Exercise requirements >> Search the material for the string "opened", then return every line where it is found.

Stored dataset items:

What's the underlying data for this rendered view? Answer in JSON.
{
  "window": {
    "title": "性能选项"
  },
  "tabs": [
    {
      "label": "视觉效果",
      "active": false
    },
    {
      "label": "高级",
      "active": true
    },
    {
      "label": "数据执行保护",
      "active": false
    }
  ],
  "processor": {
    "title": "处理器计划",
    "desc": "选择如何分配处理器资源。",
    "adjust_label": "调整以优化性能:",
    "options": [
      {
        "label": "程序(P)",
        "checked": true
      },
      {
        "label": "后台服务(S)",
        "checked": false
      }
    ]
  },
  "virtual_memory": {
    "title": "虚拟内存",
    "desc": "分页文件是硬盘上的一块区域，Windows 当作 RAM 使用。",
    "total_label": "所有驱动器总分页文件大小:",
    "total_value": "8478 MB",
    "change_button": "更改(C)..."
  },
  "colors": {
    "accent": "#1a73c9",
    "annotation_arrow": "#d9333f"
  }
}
---
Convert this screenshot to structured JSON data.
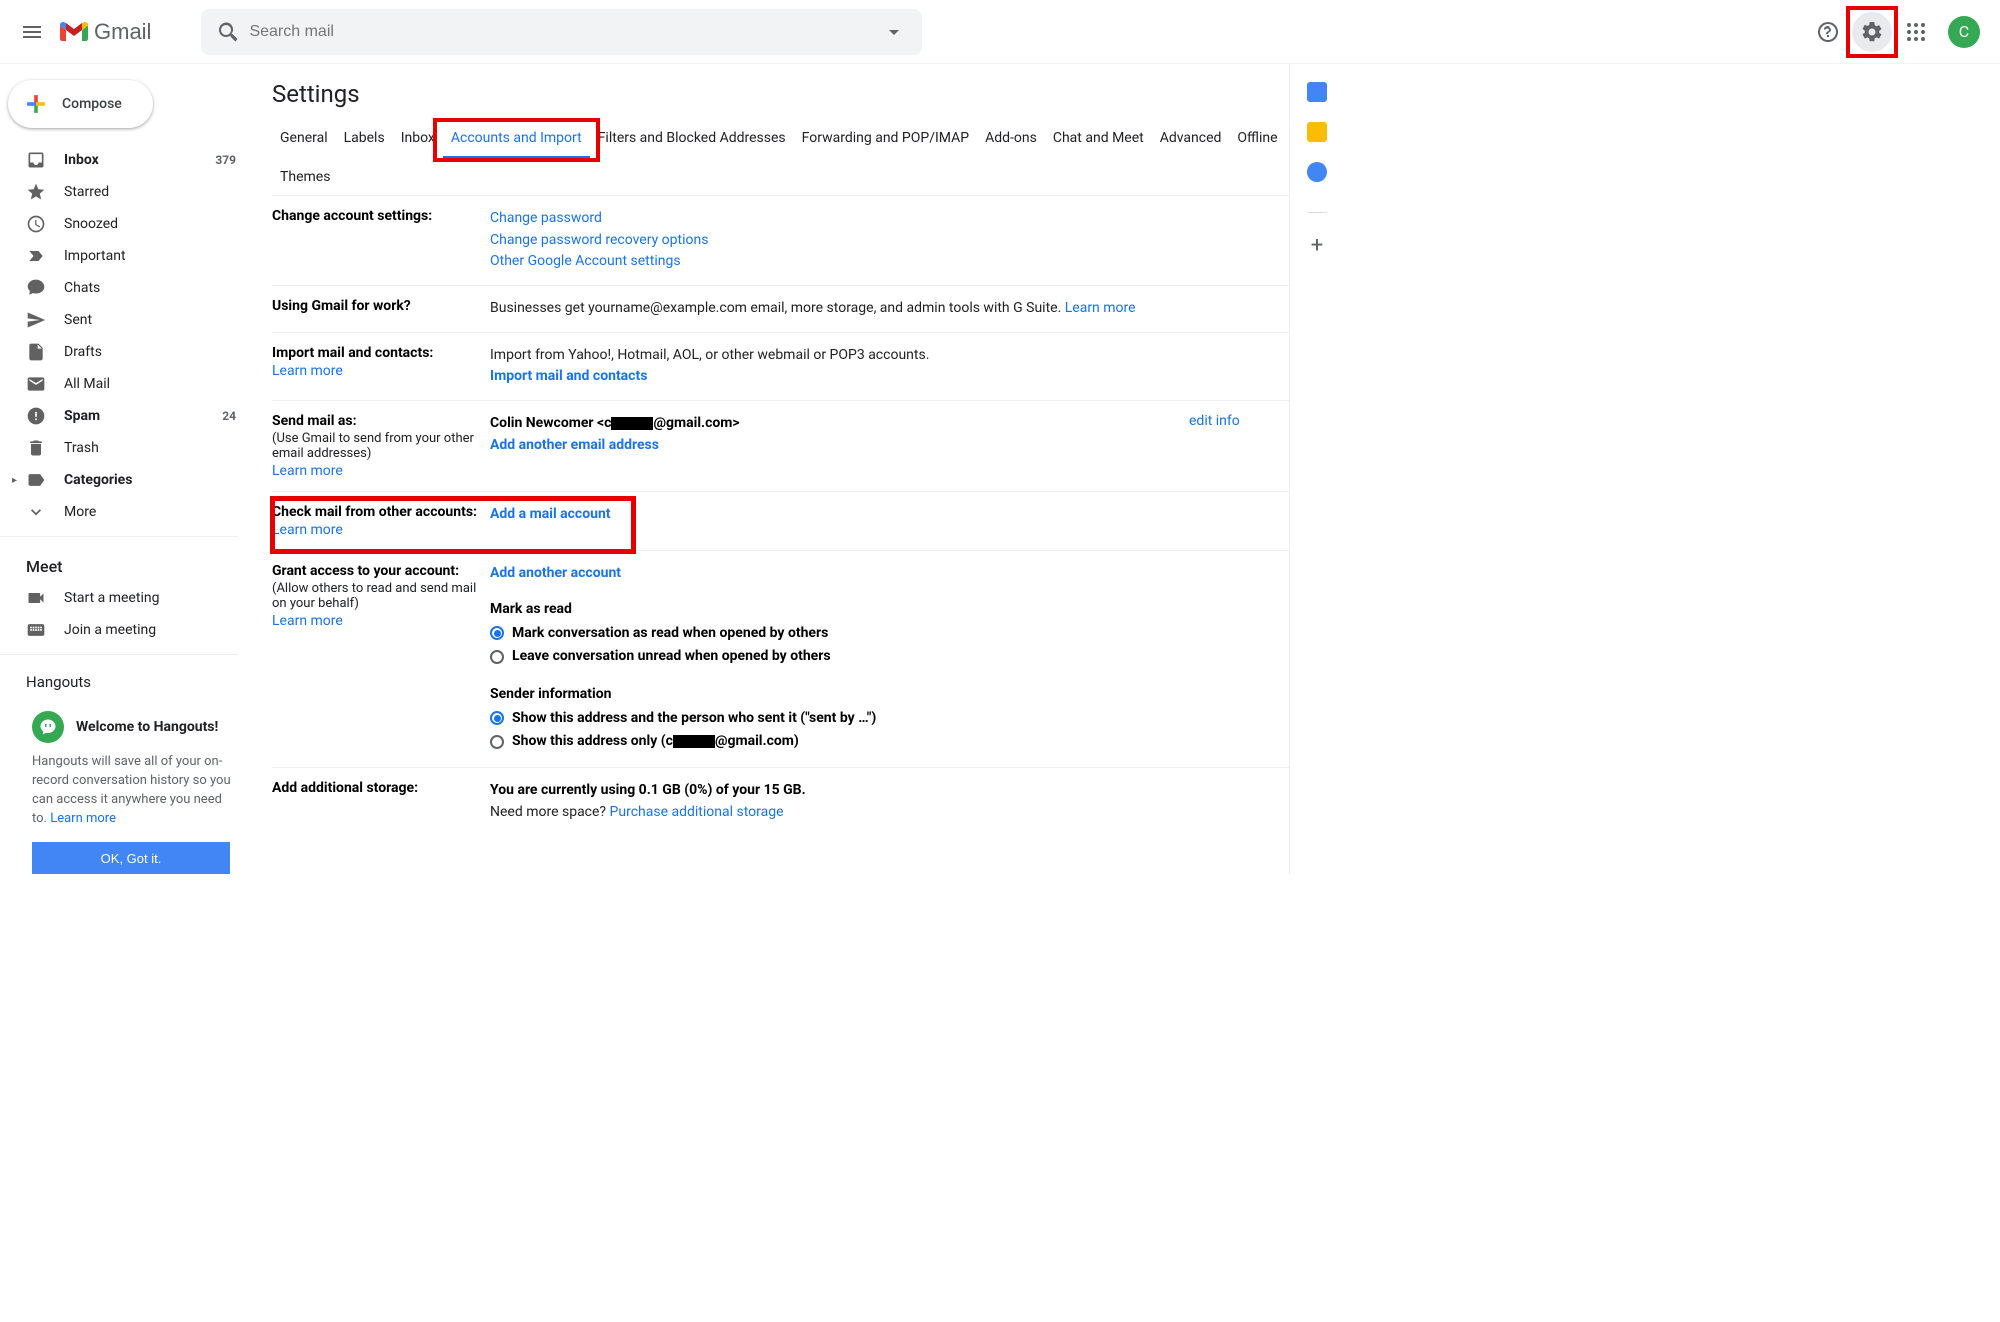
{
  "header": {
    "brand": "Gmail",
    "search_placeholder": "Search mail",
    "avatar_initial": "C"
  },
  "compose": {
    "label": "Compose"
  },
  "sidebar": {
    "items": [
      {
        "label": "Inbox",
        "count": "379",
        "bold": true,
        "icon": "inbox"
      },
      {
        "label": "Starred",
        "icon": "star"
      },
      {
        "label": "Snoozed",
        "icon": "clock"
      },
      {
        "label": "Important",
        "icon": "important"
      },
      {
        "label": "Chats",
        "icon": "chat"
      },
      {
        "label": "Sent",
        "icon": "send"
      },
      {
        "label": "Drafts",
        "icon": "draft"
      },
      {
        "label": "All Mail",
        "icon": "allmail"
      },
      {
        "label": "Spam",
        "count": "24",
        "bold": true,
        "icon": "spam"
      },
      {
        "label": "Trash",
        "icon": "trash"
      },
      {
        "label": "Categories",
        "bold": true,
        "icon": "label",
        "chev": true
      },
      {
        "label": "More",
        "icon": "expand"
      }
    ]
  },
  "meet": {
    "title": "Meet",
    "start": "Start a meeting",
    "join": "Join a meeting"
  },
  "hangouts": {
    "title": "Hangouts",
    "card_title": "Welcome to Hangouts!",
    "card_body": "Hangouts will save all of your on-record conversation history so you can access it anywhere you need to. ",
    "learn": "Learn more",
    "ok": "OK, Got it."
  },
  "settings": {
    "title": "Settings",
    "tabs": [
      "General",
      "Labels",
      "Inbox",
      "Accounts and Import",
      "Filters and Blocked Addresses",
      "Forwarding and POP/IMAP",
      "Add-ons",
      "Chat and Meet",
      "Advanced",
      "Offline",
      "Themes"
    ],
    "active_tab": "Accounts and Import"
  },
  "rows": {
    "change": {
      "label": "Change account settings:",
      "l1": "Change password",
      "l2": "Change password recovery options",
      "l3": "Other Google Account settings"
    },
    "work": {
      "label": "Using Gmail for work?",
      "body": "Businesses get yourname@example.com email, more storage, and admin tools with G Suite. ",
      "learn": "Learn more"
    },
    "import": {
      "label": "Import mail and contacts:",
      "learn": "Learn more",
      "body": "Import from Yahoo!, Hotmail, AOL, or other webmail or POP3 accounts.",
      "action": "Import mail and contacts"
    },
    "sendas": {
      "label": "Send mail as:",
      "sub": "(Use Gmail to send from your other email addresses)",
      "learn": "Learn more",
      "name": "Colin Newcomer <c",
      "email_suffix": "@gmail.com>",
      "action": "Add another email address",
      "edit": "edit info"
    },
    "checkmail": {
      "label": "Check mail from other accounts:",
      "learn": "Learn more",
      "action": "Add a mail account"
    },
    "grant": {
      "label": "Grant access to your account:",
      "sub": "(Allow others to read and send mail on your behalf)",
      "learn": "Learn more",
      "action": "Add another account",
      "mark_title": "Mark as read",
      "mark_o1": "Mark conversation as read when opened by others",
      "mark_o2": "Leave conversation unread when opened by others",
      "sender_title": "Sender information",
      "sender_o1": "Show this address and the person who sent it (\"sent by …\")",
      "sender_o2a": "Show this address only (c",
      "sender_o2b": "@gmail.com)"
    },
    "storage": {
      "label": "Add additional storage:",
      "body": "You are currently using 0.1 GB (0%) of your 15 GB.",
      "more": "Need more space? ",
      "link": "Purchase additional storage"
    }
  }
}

Task solution >>
      "mark_o1": "Mark conversation as read when opened by others",
      "mark_o2": "Leave conversation unread when opened by others",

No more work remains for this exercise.